Genomic information is encoded in DNA and as such retained in a fairly steady configuration. In contrast to RNA, proteins, and metabolites, DNA is organized by a limited number of large chromosomes with relatively stable DNA sequences. Therefore, position in the DNA sequence, i.e., chromosome location, provides a convenient and essential scaffold for both the living cell and molecular biological research. In cells, for example, chromosomal organization is important for gene-transcription processes. Expression-profiling studies showed that gene expression is not only controlled at the level of individual genes, but also via autonomous regulation of chromosomal domains [15]. This suggests the existence of higher-order transcriptional regulatory mechanisms related to DNA organization or structures. The use of chromosomal organization in the life sciences is exemplified by the popularity of genome browsers that use chromosome location to map many genomic features, such as genes and their products, regulatory elements, gene expression, and epigenetic markers. The search for connections between genomic features is important in unraveling cellular mechanisms.

The pace at which omics experiments continuously keep producing large amounts of data about genomic features for an increasing number of sequenced genomes, creates a need for new high-throughput methods for identification of correlations between DNA related features [612]. Therefore, biologists would benefit from tools that could quickly identify enriched regions of genomic features. This would allow extensive, yet convenient in silico experimentation based on routinely processing and comparing multiple datasets. However, this requires these tools to be implemented in such a way that they deal with the many steps involved in this kind of experimentation. These include: acquiring the data from local or remote data repositories, converting it to the desired format, using it with the actual application that searches for the desired enrichment (possibly using Grid computation), visualizing the results, and comparing and/or integrating multiple datasets. Therefore, such a tool should be developed applying an e-Science approach [1317]: it should be generic with respect to which data it can analyze, easy to adapt, and its parts should be reusable.

### [WHAT YOU WILL DO]
A. According to the passage on genomic information, what is important for gene-transcription processes in cells?
B. List the steps that the passage on genomic information names as involved in in silico experimentation with genomic features.
C. Do the following statements agree with the passage on genomic information? Answer yes or no for each, quoting the words of the passage that decide it.
(i) DNA is organized by a large number of small chromosomes.
(ii) Gene expression is controlled only at the level of individual genes.
(iii) A tool of the kind described should be generic with respect to which data it can analyze.

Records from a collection
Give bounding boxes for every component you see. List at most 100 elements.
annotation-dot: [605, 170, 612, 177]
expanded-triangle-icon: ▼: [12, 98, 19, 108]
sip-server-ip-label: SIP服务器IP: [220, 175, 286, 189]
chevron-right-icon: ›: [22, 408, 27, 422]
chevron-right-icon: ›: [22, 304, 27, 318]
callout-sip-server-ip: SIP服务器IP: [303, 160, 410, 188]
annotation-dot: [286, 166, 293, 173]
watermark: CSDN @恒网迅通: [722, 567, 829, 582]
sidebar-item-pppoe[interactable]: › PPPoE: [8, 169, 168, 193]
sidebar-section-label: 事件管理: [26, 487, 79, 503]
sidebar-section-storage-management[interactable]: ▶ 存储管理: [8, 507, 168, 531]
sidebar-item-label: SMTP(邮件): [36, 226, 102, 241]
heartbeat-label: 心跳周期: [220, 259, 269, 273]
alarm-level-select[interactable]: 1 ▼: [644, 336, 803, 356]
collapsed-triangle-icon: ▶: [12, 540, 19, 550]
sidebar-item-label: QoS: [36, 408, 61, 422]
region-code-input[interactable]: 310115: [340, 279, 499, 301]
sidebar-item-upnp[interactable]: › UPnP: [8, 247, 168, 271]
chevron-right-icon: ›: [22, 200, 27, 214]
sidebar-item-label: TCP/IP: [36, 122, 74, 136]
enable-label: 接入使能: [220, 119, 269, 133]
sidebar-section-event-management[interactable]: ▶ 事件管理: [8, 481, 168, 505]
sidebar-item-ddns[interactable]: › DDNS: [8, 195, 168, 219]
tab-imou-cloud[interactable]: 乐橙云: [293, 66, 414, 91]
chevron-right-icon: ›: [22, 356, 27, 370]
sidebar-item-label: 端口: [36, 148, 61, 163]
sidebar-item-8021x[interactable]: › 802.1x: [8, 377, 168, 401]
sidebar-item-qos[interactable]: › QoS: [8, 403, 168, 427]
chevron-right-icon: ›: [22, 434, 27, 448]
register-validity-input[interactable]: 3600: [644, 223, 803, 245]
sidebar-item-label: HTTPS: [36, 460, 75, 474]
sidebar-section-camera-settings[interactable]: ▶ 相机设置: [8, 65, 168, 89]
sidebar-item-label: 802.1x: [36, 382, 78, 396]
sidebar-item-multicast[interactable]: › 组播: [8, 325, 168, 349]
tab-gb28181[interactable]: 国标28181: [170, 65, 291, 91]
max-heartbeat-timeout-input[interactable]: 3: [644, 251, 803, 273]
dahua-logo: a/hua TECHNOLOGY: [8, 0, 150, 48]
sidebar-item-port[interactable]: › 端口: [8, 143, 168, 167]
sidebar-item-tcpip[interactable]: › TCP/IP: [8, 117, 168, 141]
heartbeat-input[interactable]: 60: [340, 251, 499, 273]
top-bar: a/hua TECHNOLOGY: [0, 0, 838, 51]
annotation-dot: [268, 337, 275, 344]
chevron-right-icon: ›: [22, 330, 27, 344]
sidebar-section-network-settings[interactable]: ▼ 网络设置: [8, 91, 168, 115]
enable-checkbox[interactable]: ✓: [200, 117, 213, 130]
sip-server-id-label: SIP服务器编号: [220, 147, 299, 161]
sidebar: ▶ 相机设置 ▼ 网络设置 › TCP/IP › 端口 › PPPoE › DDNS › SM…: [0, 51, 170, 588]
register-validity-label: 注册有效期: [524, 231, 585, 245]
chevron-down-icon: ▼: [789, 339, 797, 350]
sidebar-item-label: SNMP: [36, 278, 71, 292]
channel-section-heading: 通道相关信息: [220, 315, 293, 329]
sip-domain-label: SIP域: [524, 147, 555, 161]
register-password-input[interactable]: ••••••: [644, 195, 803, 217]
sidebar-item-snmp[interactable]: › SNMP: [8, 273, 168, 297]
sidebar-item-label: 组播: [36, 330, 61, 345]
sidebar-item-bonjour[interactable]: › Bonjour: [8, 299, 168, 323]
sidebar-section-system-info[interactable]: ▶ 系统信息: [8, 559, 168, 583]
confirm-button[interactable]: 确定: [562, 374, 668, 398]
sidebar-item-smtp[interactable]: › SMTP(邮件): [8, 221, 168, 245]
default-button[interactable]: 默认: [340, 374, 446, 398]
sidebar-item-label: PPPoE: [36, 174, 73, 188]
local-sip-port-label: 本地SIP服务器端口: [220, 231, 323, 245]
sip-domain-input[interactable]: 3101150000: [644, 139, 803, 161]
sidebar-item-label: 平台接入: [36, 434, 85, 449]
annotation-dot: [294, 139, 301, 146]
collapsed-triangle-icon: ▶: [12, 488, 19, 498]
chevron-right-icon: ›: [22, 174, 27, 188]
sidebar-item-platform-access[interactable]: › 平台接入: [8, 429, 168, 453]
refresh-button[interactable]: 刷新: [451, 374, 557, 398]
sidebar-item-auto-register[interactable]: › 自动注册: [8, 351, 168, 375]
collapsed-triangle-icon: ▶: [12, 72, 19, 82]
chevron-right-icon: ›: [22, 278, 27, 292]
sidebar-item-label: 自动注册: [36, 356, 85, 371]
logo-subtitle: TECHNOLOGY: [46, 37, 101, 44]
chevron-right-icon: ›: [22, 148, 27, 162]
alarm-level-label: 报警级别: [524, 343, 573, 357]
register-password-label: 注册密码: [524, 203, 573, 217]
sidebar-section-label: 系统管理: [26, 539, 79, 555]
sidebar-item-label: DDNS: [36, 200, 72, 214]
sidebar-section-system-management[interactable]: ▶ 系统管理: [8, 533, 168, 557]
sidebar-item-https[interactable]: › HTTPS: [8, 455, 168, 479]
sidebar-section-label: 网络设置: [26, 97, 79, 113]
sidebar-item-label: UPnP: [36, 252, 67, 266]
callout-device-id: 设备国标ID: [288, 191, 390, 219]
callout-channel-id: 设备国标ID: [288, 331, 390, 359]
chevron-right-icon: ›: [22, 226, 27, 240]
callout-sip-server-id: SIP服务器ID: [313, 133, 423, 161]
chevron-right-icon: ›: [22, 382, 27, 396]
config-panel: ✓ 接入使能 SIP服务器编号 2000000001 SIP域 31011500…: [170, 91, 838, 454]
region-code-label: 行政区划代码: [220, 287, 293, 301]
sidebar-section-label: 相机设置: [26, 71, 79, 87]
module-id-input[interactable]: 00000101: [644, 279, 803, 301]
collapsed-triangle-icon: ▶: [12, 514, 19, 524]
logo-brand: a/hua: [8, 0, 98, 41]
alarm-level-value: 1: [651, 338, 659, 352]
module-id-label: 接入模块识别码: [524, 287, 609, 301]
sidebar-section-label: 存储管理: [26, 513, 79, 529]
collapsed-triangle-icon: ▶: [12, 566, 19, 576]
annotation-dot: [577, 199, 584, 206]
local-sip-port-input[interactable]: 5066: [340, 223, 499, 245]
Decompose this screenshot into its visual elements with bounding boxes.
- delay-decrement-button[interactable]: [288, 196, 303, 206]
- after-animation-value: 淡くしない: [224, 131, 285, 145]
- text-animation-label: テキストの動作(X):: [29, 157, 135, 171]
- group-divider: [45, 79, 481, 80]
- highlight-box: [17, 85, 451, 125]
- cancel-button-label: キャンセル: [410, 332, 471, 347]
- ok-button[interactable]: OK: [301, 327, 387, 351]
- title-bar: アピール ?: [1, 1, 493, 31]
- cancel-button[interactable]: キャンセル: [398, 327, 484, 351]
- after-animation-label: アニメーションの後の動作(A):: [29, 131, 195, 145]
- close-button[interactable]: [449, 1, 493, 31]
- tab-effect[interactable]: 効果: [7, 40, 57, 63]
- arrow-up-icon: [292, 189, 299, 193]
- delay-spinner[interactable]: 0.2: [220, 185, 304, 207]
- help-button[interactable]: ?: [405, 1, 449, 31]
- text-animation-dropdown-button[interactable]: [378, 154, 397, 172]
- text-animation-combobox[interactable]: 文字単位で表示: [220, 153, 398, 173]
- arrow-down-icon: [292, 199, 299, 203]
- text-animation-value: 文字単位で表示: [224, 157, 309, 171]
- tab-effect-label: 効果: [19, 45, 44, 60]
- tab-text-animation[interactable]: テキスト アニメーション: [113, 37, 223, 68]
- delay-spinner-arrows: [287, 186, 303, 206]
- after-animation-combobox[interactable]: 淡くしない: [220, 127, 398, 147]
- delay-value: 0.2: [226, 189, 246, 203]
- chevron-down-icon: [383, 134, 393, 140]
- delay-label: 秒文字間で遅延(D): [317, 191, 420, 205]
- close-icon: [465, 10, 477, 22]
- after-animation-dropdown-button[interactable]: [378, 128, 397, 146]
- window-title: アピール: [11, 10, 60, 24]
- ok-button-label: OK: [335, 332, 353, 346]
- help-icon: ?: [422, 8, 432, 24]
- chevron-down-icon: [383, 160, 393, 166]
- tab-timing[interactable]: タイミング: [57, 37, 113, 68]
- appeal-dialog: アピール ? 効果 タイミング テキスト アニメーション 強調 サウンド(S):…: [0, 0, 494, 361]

### [TASK ANSWERS]
A. Chromosomal organization.

B.
- Acquiring the data from local or remote data repositories
- Converting it to the desired format
- Using it with the actual application that searches for the desired enrichment (possibly using Grid computation)
- Visualizing the results
- Comparing and/or integrating multiple datasets

C.
(i) No: "DNA is organized by a limited number of large chromosomes with relatively stable DNA sequences."
(ii) No: "gene expression is not only controlled at the level of individual genes, but also via autonomous regulation of chromosomal domains"
(iii) Yes: "it should be generic with respect to which data it can analyze"